* Do this
Output each entry verbatim and exclude every picture from it.
-- Start Information given --
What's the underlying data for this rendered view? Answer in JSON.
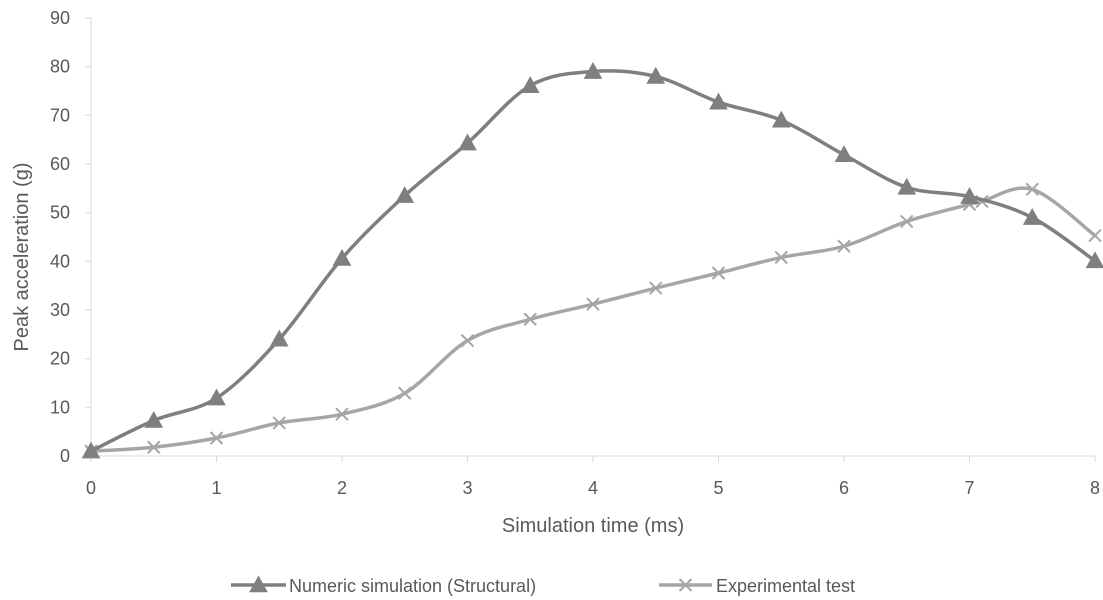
{
  "chart_data": {
    "type": "line",
    "title": "",
    "xlabel": "Simulation time  (ms)",
    "ylabel": "Peak acceleration  (g)",
    "xlim": [
      0,
      8
    ],
    "ylim": [
      0,
      90
    ],
    "x_ticks": [
      0,
      1,
      2,
      3,
      4,
      5,
      6,
      7,
      8
    ],
    "y_ticks": [
      0,
      10,
      20,
      30,
      40,
      50,
      60,
      70,
      80,
      90
    ],
    "grid": false,
    "smooth": true,
    "legend_position": "bottom",
    "series": [
      {
        "name": "Numeric simulation (Structural)",
        "marker": "triangle",
        "color": "#7f7f7f",
        "x": [
          0,
          0.5,
          1,
          1.5,
          2,
          2.5,
          3,
          3.5,
          4,
          4.5,
          5,
          5.5,
          6,
          6.5,
          7,
          7.5,
          8
        ],
        "values": [
          1,
          7.3,
          11.9,
          24,
          40.6,
          53.5,
          64.3,
          76.1,
          79,
          78,
          72.7,
          69,
          61.9,
          55.2,
          53.3,
          49,
          40.1
        ]
      },
      {
        "name": "Experimental test",
        "marker": "x",
        "color": "#a6a6a6",
        "x": [
          0,
          0.5,
          1,
          1.5,
          2,
          2.5,
          3,
          3.5,
          4,
          4.5,
          5,
          5.5,
          6,
          6.5,
          7,
          7.1,
          7.5,
          8
        ],
        "values": [
          1,
          1.8,
          3.7,
          6.8,
          8.6,
          12.9,
          23.7,
          28.1,
          31.2,
          34.5,
          37.6,
          40.8,
          43.1,
          48.2,
          51.7,
          52.3,
          54.8,
          45.3
        ]
      }
    ]
  }
}
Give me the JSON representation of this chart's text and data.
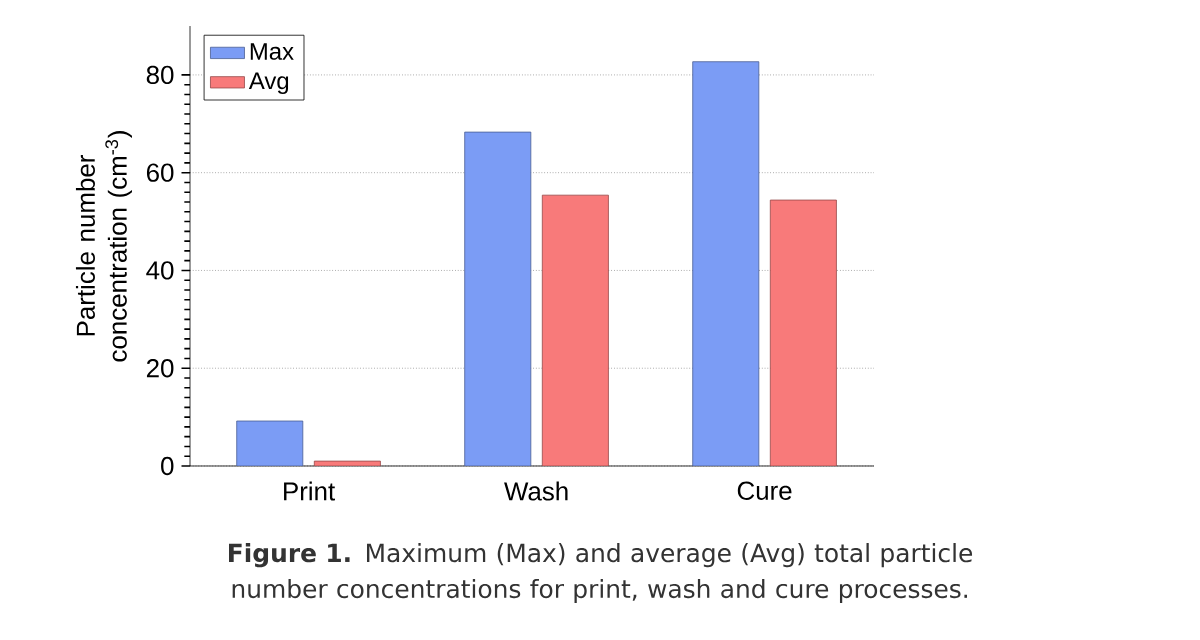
{
  "chart_data": {
    "type": "bar",
    "ylabel": "Particle number concentration (cm$^{-3}$)",
    "categories": [
      "Print",
      "Wash",
      "Cure"
    ],
    "series": [
      {
        "name": "Max",
        "color": "#7b9cf5",
        "values": [
          9.2,
          68.3,
          82.7
        ]
      },
      {
        "name": "Avg",
        "color": "#f87a7a",
        "values": [
          1.0,
          55.4,
          54.4
        ]
      }
    ],
    "ylim": [
      0,
      90
    ],
    "yticks": [
      0,
      20,
      40,
      60,
      80
    ],
    "grid": "y",
    "legend": "top left",
    "annotations": [
      "**Figure 1.** Maximum (Max) and average (Avg) total particle number concentrations for print, wash and cure processes."
    ]
  }
}
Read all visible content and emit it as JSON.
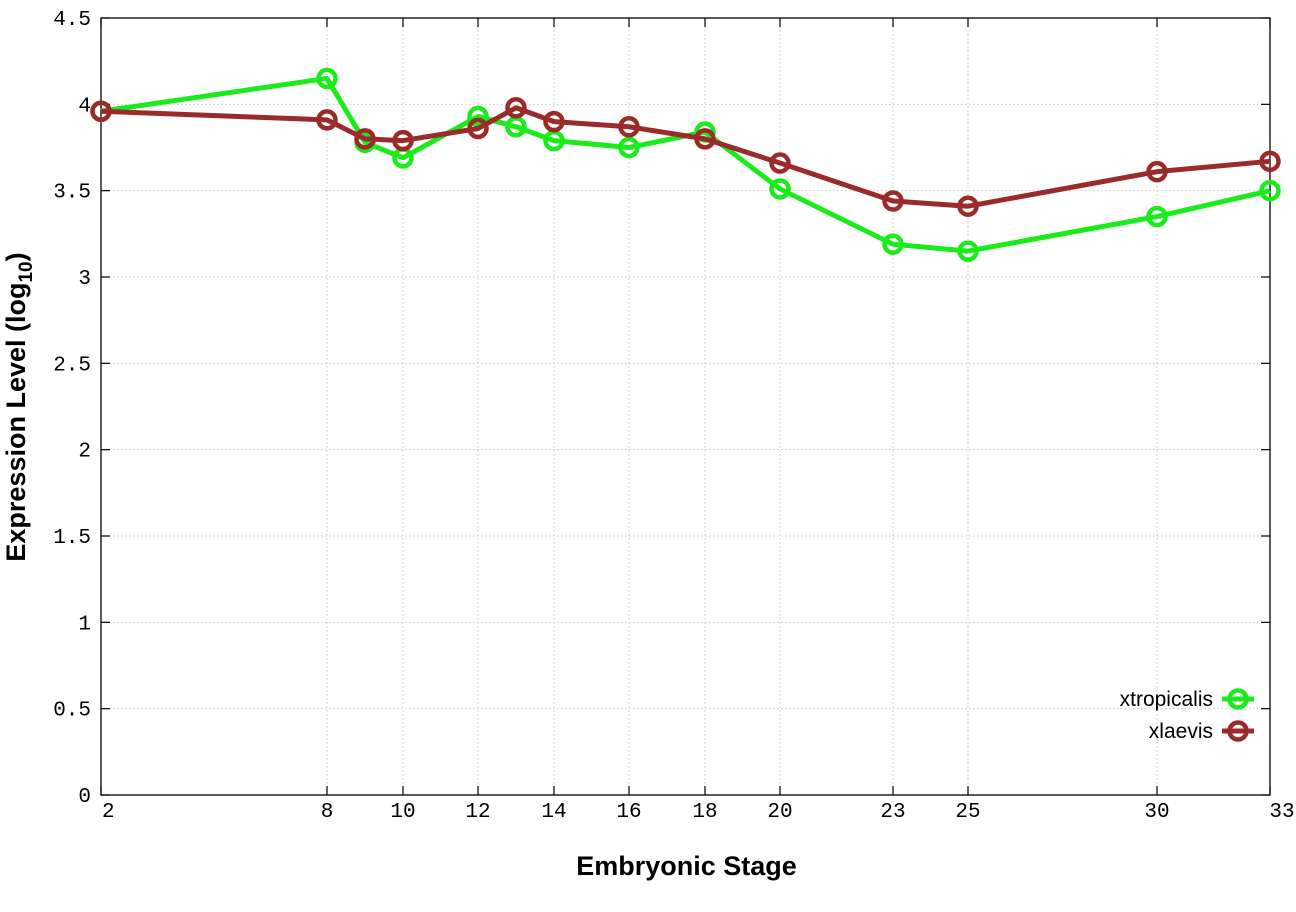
{
  "chart_data": {
    "type": "line",
    "xlabel": "Embryonic Stage",
    "ylabel_main": "Expression Level (log",
    "ylabel_sub": "10",
    "ylabel_end": ")",
    "ylim": [
      0,
      4.5
    ],
    "yticks": [
      "0",
      "0.5",
      "1",
      "1.5",
      "2",
      "2.5",
      "3",
      "3.5",
      "4",
      "4.5"
    ],
    "yticks_values": [
      0,
      0.5,
      1,
      1.5,
      2,
      2.5,
      3,
      3.5,
      4,
      4.5
    ],
    "xlim": [
      2,
      33
    ],
    "xticks": [
      "2",
      "8",
      "10",
      "12",
      "14",
      "16",
      "18",
      "20",
      "23",
      "25",
      "30",
      "33"
    ],
    "x_tick_stages": [
      2,
      8,
      10,
      12,
      14,
      16,
      18,
      20,
      23,
      25,
      30,
      33
    ],
    "grid": true,
    "legend_position": "bottom-right",
    "x": [
      2,
      8,
      9,
      10,
      12,
      13,
      14,
      16,
      18,
      20,
      23,
      25,
      30,
      33
    ],
    "series": [
      {
        "name": "xtropicalis",
        "color": "#1aeb1a",
        "values": [
          3.96,
          4.15,
          3.78,
          3.69,
          3.93,
          3.87,
          3.79,
          3.75,
          3.84,
          3.51,
          3.19,
          3.15,
          3.35,
          3.5
        ]
      },
      {
        "name": "xlaevis",
        "color": "#9b2a2a",
        "values": [
          3.96,
          3.91,
          3.8,
          3.79,
          3.86,
          3.98,
          3.9,
          3.87,
          3.8,
          3.66,
          3.44,
          3.41,
          3.61,
          3.67
        ]
      }
    ]
  }
}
-- End Information given --
* Complete output
What's the underlying data for this rendered view? Answer in JSON.
{
  "chart_data": {
    "type": "line",
    "title": "",
    "xlabel": "Simulation time  (ms)",
    "ylabel": "Peak acceleration  (g)",
    "xlim": [
      0,
      8
    ],
    "ylim": [
      0,
      90
    ],
    "x_ticks": [
      0,
      1,
      2,
      3,
      4,
      5,
      6,
      7,
      8
    ],
    "y_ticks": [
      0,
      10,
      20,
      30,
      40,
      50,
      60,
      70,
      80,
      90
    ],
    "grid": false,
    "smooth": true,
    "legend_position": "bottom",
    "series": [
      {
        "name": "Numeric simulation (Structural)",
        "marker": "triangle",
        "color": "#7f7f7f",
        "x": [
          0,
          0.5,
          1,
          1.5,
          2,
          2.5,
          3,
          3.5,
          4,
          4.5,
          5,
          5.5,
          6,
          6.5,
          7,
          7.5,
          8
        ],
        "values": [
          1,
          7.3,
          11.9,
          24,
          40.6,
          53.5,
          64.3,
          76.1,
          79,
          78,
          72.7,
          69,
          61.9,
          55.2,
          53.3,
          49,
          40.1
        ]
      },
      {
        "name": "Experimental test",
        "marker": "x",
        "color": "#a6a6a6",
        "x": [
          0,
          0.5,
          1,
          1.5,
          2,
          2.5,
          3,
          3.5,
          4,
          4.5,
          5,
          5.5,
          6,
          6.5,
          7,
          7.1,
          7.5,
          8
        ],
        "values": [
          1,
          1.8,
          3.7,
          6.8,
          8.6,
          12.9,
          23.7,
          28.1,
          31.2,
          34.5,
          37.6,
          40.8,
          43.1,
          48.2,
          51.7,
          52.3,
          54.8,
          45.3
        ]
      }
    ]
  }
}
Give me the JSON representation of this chart's text and data.
{
  "chart_data": {
    "type": "bar",
    "ylabel": "Particle number concentration (cm$^{-3}$)",
    "categories": [
      "Print",
      "Wash",
      "Cure"
    ],
    "series": [
      {
        "name": "Max",
        "color": "#7b9cf5",
        "values": [
          9.2,
          68.3,
          82.7
        ]
      },
      {
        "name": "Avg",
        "color": "#f87a7a",
        "values": [
          1.0,
          55.4,
          54.4
        ]
      }
    ],
    "ylim": [
      0,
      90
    ],
    "yticks": [
      0,
      20,
      40,
      60,
      80
    ],
    "grid": "y",
    "legend": "top left",
    "annotations": [
      "**Figure 1.** Maximum (Max) and average (Avg) total particle number concentrations for print, wash and cure processes."
    ]
  }
}
Read all visible content and emit it as JSON.
{
  "chart_data": {
    "type": "line",
    "xlabel": "Embryonic Stage",
    "ylabel_main": "Expression Level (log",
    "ylabel_sub": "10",
    "ylabel_end": ")",
    "ylim": [
      0,
      4.5
    ],
    "yticks": [
      "0",
      "0.5",
      "1",
      "1.5",
      "2",
      "2.5",
      "3",
      "3.5",
      "4",
      "4.5"
    ],
    "yticks_values": [
      0,
      0.5,
      1,
      1.5,
      2,
      2.5,
      3,
      3.5,
      4,
      4.5
    ],
    "xlim": [
      2,
      33
    ],
    "xticks": [
      "2",
      "8",
      "10",
      "12",
      "14",
      "16",
      "18",
      "20",
      "23",
      "25",
      "30",
      "33"
    ],
    "x_tick_stages": [
      2,
      8,
      10,
      12,
      14,
      16,
      18,
      20,
      23,
      25,
      30,
      33
    ],
    "grid": true,
    "legend_position": "bottom-right",
    "x": [
      2,
      8,
      9,
      10,
      12,
      13,
      14,
      16,
      18,
      20,
      23,
      25,
      30,
      33
    ],
    "series": [
      {
        "name": "xtropicalis",
        "color": "#1aeb1a",
        "values": [
          3.96,
          4.15,
          3.78,
          3.69,
          3.93,
          3.87,
          3.79,
          3.75,
          3.84,
          3.51,
          3.19,
          3.15,
          3.35,
          3.5
        ]
      },
      {
        "name": "xlaevis",
        "color": "#9b2a2a",
        "values": [
          3.96,
          3.91,
          3.8,
          3.79,
          3.86,
          3.98,
          3.9,
          3.87,
          3.8,
          3.66,
          3.44,
          3.41,
          3.61,
          3.67
        ]
      }
    ]
  }
}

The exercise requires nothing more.